[Records from a collection of figures]
+++
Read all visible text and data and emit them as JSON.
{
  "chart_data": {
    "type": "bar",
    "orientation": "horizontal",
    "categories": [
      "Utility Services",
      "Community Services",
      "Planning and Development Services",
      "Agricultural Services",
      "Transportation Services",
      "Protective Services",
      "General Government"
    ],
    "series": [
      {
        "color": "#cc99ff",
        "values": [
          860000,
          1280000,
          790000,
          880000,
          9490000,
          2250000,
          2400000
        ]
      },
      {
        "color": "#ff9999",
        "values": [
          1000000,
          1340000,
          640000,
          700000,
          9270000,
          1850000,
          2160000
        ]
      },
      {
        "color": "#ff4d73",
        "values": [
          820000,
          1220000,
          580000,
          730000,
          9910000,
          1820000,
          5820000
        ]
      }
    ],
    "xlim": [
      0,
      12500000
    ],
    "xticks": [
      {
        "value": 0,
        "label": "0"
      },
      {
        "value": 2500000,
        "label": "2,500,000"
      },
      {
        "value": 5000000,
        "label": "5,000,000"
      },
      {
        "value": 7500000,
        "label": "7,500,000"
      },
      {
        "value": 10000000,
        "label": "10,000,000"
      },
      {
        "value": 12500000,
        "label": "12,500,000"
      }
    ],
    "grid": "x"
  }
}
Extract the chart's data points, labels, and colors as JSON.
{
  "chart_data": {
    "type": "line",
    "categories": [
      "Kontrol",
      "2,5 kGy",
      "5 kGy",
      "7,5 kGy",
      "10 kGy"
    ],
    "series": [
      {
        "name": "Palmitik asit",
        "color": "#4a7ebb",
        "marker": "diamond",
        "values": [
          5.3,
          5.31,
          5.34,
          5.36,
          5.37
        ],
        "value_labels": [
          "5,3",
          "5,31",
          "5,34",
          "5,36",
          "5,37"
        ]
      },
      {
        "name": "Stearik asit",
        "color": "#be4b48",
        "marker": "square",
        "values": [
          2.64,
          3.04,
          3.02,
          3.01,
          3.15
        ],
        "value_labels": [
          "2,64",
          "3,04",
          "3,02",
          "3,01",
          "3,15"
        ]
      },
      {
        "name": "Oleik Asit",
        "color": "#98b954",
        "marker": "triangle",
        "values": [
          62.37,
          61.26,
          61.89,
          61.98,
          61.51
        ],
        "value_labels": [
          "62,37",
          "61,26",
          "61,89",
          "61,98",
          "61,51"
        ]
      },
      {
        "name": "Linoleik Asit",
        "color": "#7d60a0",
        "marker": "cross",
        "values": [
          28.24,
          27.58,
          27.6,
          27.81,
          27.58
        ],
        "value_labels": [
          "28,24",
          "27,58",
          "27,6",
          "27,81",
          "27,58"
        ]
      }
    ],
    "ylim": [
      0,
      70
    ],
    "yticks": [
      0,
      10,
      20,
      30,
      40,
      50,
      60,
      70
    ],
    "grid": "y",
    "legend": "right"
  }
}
+++
## TASK TO COMPLETE
Please output every record, keeping each line exact.

## RESPONSE TO THIS TASK
Read all visible text and data and emit them as JSON.
{
  "chart_data": {
    "type": "bar",
    "orientation": "horizontal",
    "categories": [
      "Utility Services",
      "Community Services",
      "Planning and Development Services",
      "Agricultural Services",
      "Transportation Services",
      "Protective Services",
      "General Government"
    ],
    "series": [
      {
        "color": "#cc99ff",
        "values": [
          860000,
          1280000,
          790000,
          880000,
          9490000,
          2250000,
          2400000
        ]
      },
      {
        "color": "#ff9999",
        "values": [
          1000000,
          1340000,
          640000,
          700000,
          9270000,
          1850000,
          2160000
        ]
      },
      {
        "color": "#ff4d73",
        "values": [
          820000,
          1220000,
          580000,
          730000,
          9910000,
          1820000,
          5820000
        ]
      }
    ],
    "xlim": [
      0,
      12500000
    ],
    "xticks": [
      {
        "value": 0,
        "label": "0"
      },
      {
        "value": 2500000,
        "label": "2,500,000"
      },
      {
        "value": 5000000,
        "label": "5,000,000"
      },
      {
        "value": 7500000,
        "label": "7,500,000"
      },
      {
        "value": 10000000,
        "label": "10,000,000"
      },
      {
        "value": 12500000,
        "label": "12,500,000"
      }
    ],
    "grid": "x"
  }
}
Extract the chart's data points, labels, and colors as JSON.
{
  "chart_data": {
    "type": "line",
    "categories": [
      "Kontrol",
      "2,5 kGy",
      "5 kGy",
      "7,5 kGy",
      "10 kGy"
    ],
    "series": [
      {
        "name": "Palmitik asit",
        "color": "#4a7ebb",
        "marker": "diamond",
        "values": [
          5.3,
          5.31,
          5.34,
          5.36,
          5.37
        ],
        "value_labels": [
          "5,3",
          "5,31",
          "5,34",
          "5,36",
          "5,37"
        ]
      },
      {
        "name": "Stearik asit",
        "color": "#be4b48",
        "marker": "square",
        "values": [
          2.64,
          3.04,
          3.02,
          3.01,
          3.15
        ],
        "value_labels": [
          "2,64",
          "3,04",
          "3,02",
          "3,01",
          "3,15"
        ]
      },
      {
        "name": "Oleik Asit",
        "color": "#98b954",
        "marker": "triangle",
        "values": [
          62.37,
          61.26,
          61.89,
          61.98,
          61.51
        ],
        "value_labels": [
          "62,37",
          "61,26",
          "61,89",
          "61,98",
          "61,51"
        ]
      },
      {
        "name": "Linoleik Asit",
        "color": "#7d60a0",
        "marker": "cross",
        "values": [
          28.24,
          27.58,
          27.6,
          27.81,
          27.58
        ],
        "value_labels": [
          "28,24",
          "27,58",
          "27,6",
          "27,81",
          "27,58"
        ]
      }
    ],
    "ylim": [
      0,
      70
    ],
    "yticks": [
      0,
      10,
      20,
      30,
      40,
      50,
      60,
      70
    ],
    "grid": "y",
    "legend": "right"
  }
}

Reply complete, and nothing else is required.